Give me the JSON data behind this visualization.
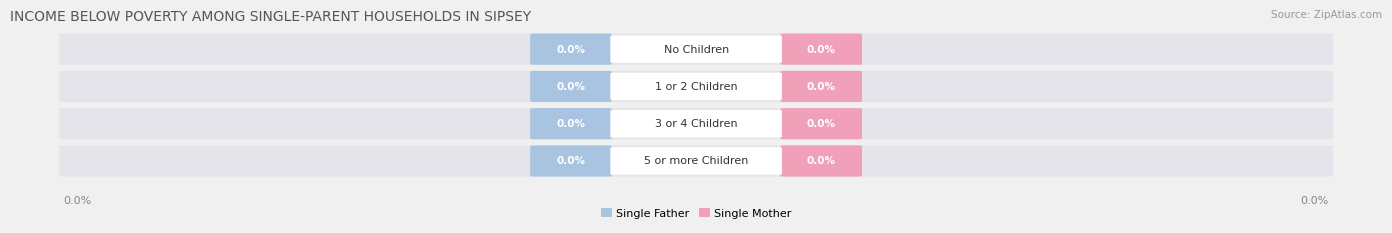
{
  "title": "INCOME BELOW POVERTY AMONG SINGLE-PARENT HOUSEHOLDS IN SIPSEY",
  "source_text": "Source: ZipAtlas.com",
  "categories": [
    "No Children",
    "1 or 2 Children",
    "3 or 4 Children",
    "5 or more Children"
  ],
  "single_father_values": [
    "0.0%",
    "0.0%",
    "0.0%",
    "0.0%"
  ],
  "single_mother_values": [
    "0.0%",
    "0.0%",
    "0.0%",
    "0.0%"
  ],
  "father_color": "#a8c4e0",
  "mother_color": "#f0a0b8",
  "bar_bg_color": "#e4e4ea",
  "title_fontsize": 10,
  "source_fontsize": 7.5,
  "tick_fontsize": 8,
  "category_fontsize": 8,
  "value_fontsize": 7.5,
  "axis_label_left": "0.0%",
  "axis_label_right": "0.0%",
  "legend_father": "Single Father",
  "legend_mother": "Single Mother",
  "background_color": "#f0f0f0"
}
* * * *
*What this task involves*: Search the records for the word "Children". Copy every line that has it.

*Output below*:
    "No Children",
    "1 or 2 Children",
    "3 or 4 Children",
    "5 or more Children"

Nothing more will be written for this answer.